* The request *
Rewrite all the records, substituting "earbuds" for every instance of "headphones" and keeping everything else unchanged. Leave out the pictures.
--*--
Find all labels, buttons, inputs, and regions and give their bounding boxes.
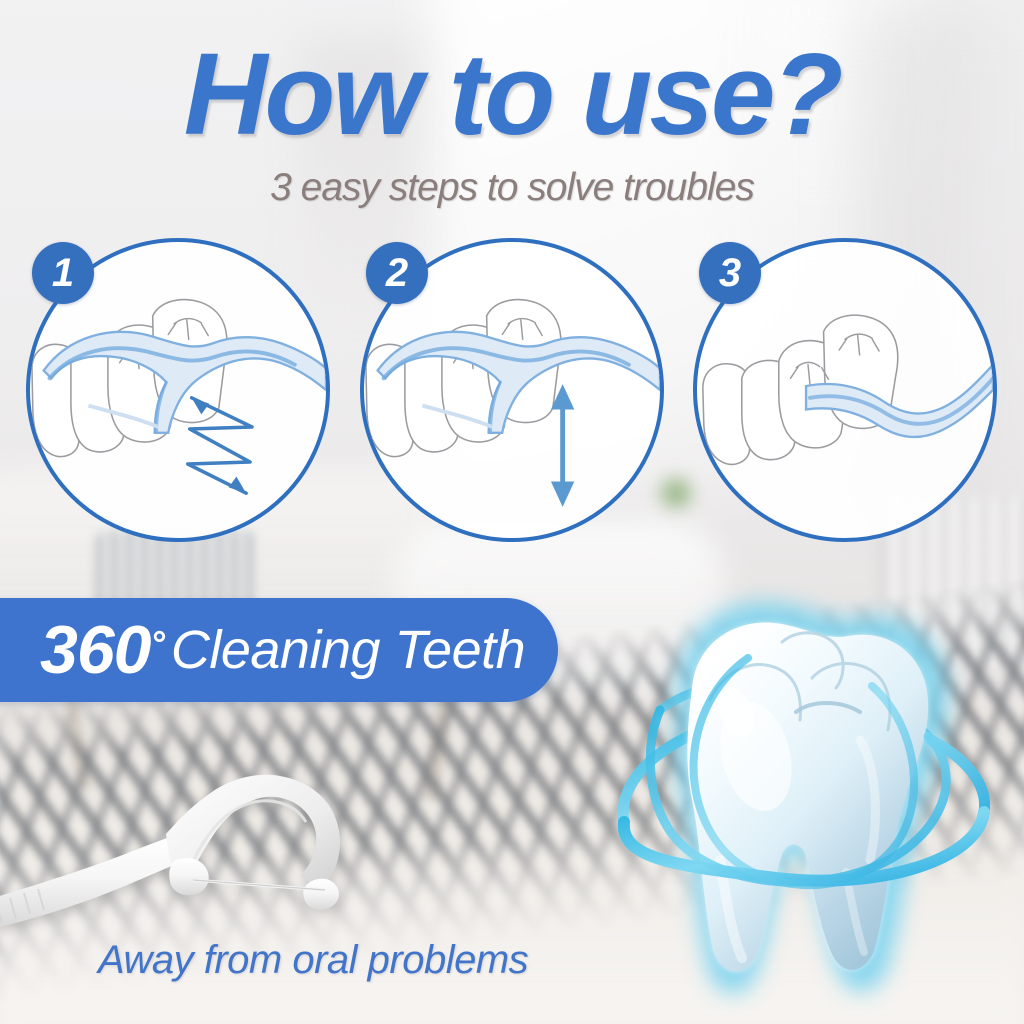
step-badge-3: 3: [699, 242, 761, 304]
molar-tooth-with-orbit-rings: [560, 560, 1024, 1024]
page-subtitle: 3 easy steps to solve troubles: [0, 166, 1024, 210]
banner-degrees-number: 360: [40, 616, 150, 684]
step-badge-1: 1: [32, 242, 94, 304]
dental-floss-pick: [0, 700, 420, 950]
vertical-double-arrow-icon: [551, 384, 574, 507]
banner-degree-symbol: °: [150, 623, 164, 665]
step-1: 1: [26, 238, 330, 542]
page-title: How to use?: [0, 36, 1024, 152]
step-3: 3: [693, 238, 997, 542]
infographic-poster: How to use? 3 easy steps to solve troubl…: [0, 0, 1024, 1024]
banner-label: Cleaning Teeth: [171, 623, 525, 677]
step-2: 2: [360, 238, 664, 542]
step-badge-2: 2: [366, 242, 428, 304]
steps-row: 1: [0, 238, 1024, 548]
tagline: Away from oral problems: [98, 938, 528, 983]
cleaning-banner: 360 ° Cleaning Teeth: [0, 598, 558, 702]
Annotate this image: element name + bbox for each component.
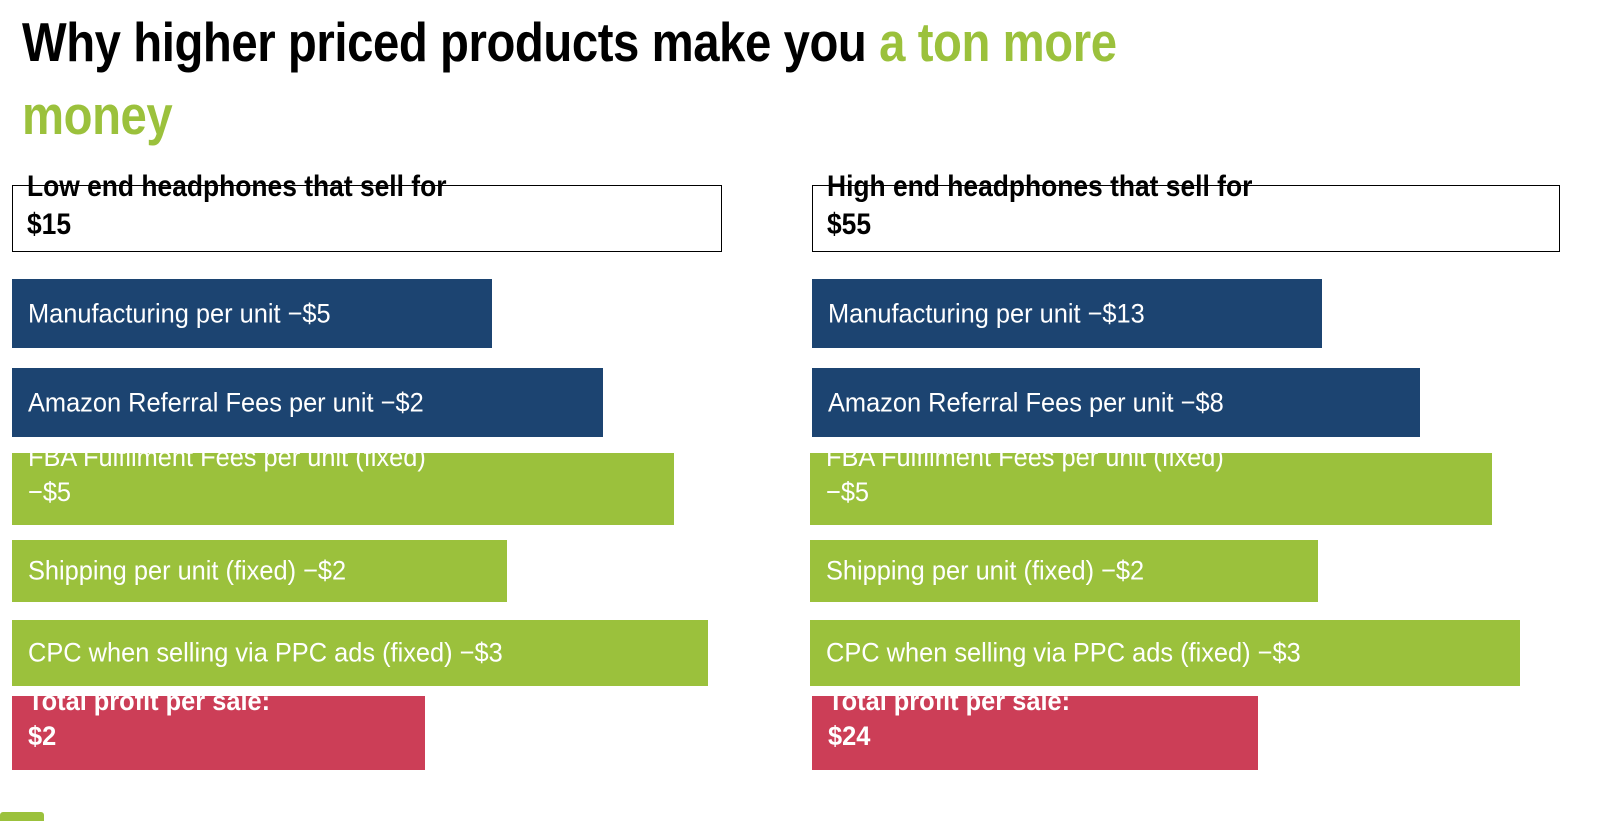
cost-bar-shipping-low: Shipping per unit (fixed) −$2 bbox=[12, 540, 507, 602]
cost-bar-referral-fees-low: Amazon Referral Fees per unit −$2 bbox=[12, 368, 603, 437]
cost-bar-label: CPC when selling via PPC ads (fixed) −$3 bbox=[28, 636, 708, 671]
page-title: Why higher priced products make you a to… bbox=[22, 6, 1226, 152]
cost-bar-label: CPC when selling via PPC ads (fixed) −$3 bbox=[826, 636, 1520, 671]
cost-bar-label: Amazon Referral Fees per unit −$2 bbox=[28, 385, 603, 420]
cost-bar-shipping-high: Shipping per unit (fixed) −$2 bbox=[810, 540, 1318, 602]
cost-bar-manufacturing-high: Manufacturing per unit −$13 bbox=[812, 279, 1322, 348]
cost-bar-label: FBA Fulfilment Fees per unit (fixed) −$5 bbox=[28, 453, 674, 509]
cost-bar-manufacturing-low: Manufacturing per unit −$5 bbox=[12, 279, 492, 348]
cost-bar-label: Manufacturing per unit −$5 bbox=[28, 296, 492, 331]
cost-bar-fba-fulfilment-low: FBA Fulfilment Fees per unit (fixed) −$5 bbox=[12, 453, 674, 525]
column-header-label-high-end: High end headphones that sell for $55 bbox=[827, 168, 1496, 244]
cost-bar-cpc-ppc-low: CPC when selling via PPC ads (fixed) −$3 bbox=[12, 620, 708, 686]
column-header-box-low-end: Low end headphones that sell for $15 bbox=[12, 185, 722, 252]
column-header-label-low-end: Low end headphones that sell for $15 bbox=[27, 168, 696, 244]
total-profit-label: Total profit per sale: $24 bbox=[828, 696, 1258, 753]
cost-bar-label: Shipping per unit (fixed) −$2 bbox=[826, 554, 1318, 589]
cost-bar-label: Shipping per unit (fixed) −$2 bbox=[28, 554, 507, 589]
page-title-main: Why higher priced products make you bbox=[22, 11, 879, 73]
column-header-box-high-end: High end headphones that sell for $55 bbox=[812, 185, 1560, 252]
total-profit-bar-high: Total profit per sale: $24 bbox=[812, 696, 1258, 770]
cost-bar-label: Manufacturing per unit −$13 bbox=[828, 296, 1322, 331]
cost-bar-cpc-ppc-high: CPC when selling via PPC ads (fixed) −$3 bbox=[810, 620, 1520, 686]
total-profit-label: Total profit per sale: $2 bbox=[28, 696, 425, 753]
cost-bar-label: Amazon Referral Fees per unit −$8 bbox=[828, 385, 1420, 420]
cost-bar-fba-fulfilment-high: FBA Fulfilment Fees per unit (fixed) −$5 bbox=[810, 453, 1492, 525]
cost-bar-referral-fees-high: Amazon Referral Fees per unit −$8 bbox=[812, 368, 1420, 437]
total-profit-bar-low: Total profit per sale: $2 bbox=[12, 696, 425, 770]
bottom-left-accent-shape bbox=[0, 812, 44, 821]
cost-bar-label: FBA Fulfilment Fees per unit (fixed) −$5 bbox=[826, 453, 1492, 509]
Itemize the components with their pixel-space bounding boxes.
--*--
* The response *
Find all labels, buttons, inputs, and regions and give their bounding boxes.
step-badge-3: 3: [699, 242, 761, 304]
molar-tooth-with-orbit-rings: [560, 560, 1024, 1024]
page-subtitle: 3 easy steps to solve troubles: [0, 166, 1024, 210]
banner-degrees-number: 360: [40, 616, 150, 684]
step-badge-1: 1: [32, 242, 94, 304]
dental-floss-pick: [0, 700, 420, 950]
vertical-double-arrow-icon: [551, 384, 574, 507]
banner-degree-symbol: °: [150, 623, 164, 665]
step-1: 1: [26, 238, 330, 542]
page-title: How to use?: [0, 36, 1024, 152]
step-3: 3: [693, 238, 997, 542]
infographic-poster: How to use? 3 easy steps to solve troubl…: [0, 0, 1024, 1024]
banner-label: Cleaning Teeth: [171, 623, 525, 677]
step-2: 2: [360, 238, 664, 542]
step-badge-2: 2: [366, 242, 428, 304]
steps-row: 1: [0, 238, 1024, 548]
tagline: Away from oral problems: [98, 938, 528, 983]
cleaning-banner: 360 ° Cleaning Teeth: [0, 598, 558, 702]
Annotate this image: element name + bbox for each component.
cost-bar-shipping-low: Shipping per unit (fixed) −$2 bbox=[12, 540, 507, 602]
cost-bar-referral-fees-low: Amazon Referral Fees per unit −$2 bbox=[12, 368, 603, 437]
cost-bar-label: CPC when selling via PPC ads (fixed) −$3 bbox=[28, 636, 708, 671]
page-title: Why higher priced products make you a to… bbox=[22, 6, 1226, 152]
cost-bar-label: CPC when selling via PPC ads (fixed) −$3 bbox=[826, 636, 1520, 671]
cost-bar-label: Amazon Referral Fees per unit −$2 bbox=[28, 385, 603, 420]
cost-bar-shipping-high: Shipping per unit (fixed) −$2 bbox=[810, 540, 1318, 602]
cost-bar-manufacturing-high: Manufacturing per unit −$13 bbox=[812, 279, 1322, 348]
cost-bar-label: FBA Fulfilment Fees per unit (fixed) −$5 bbox=[28, 453, 674, 509]
cost-bar-manufacturing-low: Manufacturing per unit −$5 bbox=[12, 279, 492, 348]
cost-bar-label: Manufacturing per unit −$5 bbox=[28, 296, 492, 331]
cost-bar-fba-fulfilment-low: FBA Fulfilment Fees per unit (fixed) −$5 bbox=[12, 453, 674, 525]
column-header-label-high-end: High end earbuds that sell for $55 bbox=[827, 168, 1496, 244]
cost-bar-cpc-ppc-low: CPC when selling via PPC ads (fixed) −$3 bbox=[12, 620, 708, 686]
column-header-box-low-end: Low end earbuds that sell for $15 bbox=[12, 185, 722, 252]
column-header-label-low-end: Low end earbuds that sell for $15 bbox=[27, 168, 696, 244]
total-profit-label: Total profit per sale: $24 bbox=[828, 696, 1258, 753]
cost-bar-label: Shipping per unit (fixed) −$2 bbox=[826, 554, 1318, 589]
cost-bar-label: Shipping per unit (fixed) −$2 bbox=[28, 554, 507, 589]
page-title-main: Why higher priced products make you bbox=[22, 11, 879, 73]
column-header-box-high-end: High end earbuds that sell for $55 bbox=[812, 185, 1560, 252]
total-profit-bar-high: Total profit per sale: $24 bbox=[812, 696, 1258, 770]
cost-bar-label: Manufacturing per unit −$13 bbox=[828, 296, 1322, 331]
cost-bar-cpc-ppc-high: CPC when selling via PPC ads (fixed) −$3 bbox=[810, 620, 1520, 686]
total-profit-label: Total profit per sale: $2 bbox=[28, 696, 425, 753]
cost-bar-label: Amazon Referral Fees per unit −$8 bbox=[828, 385, 1420, 420]
cost-bar-fba-fulfilment-high: FBA Fulfilment Fees per unit (fixed) −$5 bbox=[810, 453, 1492, 525]
cost-bar-referral-fees-high: Amazon Referral Fees per unit −$8 bbox=[812, 368, 1420, 437]
total-profit-bar-low: Total profit per sale: $2 bbox=[12, 696, 425, 770]
bottom-left-accent-shape bbox=[0, 812, 44, 821]
cost-bar-label: FBA Fulfilment Fees per unit (fixed) −$5 bbox=[826, 453, 1492, 509]
Itemize the components with their pixel-space bounding boxes.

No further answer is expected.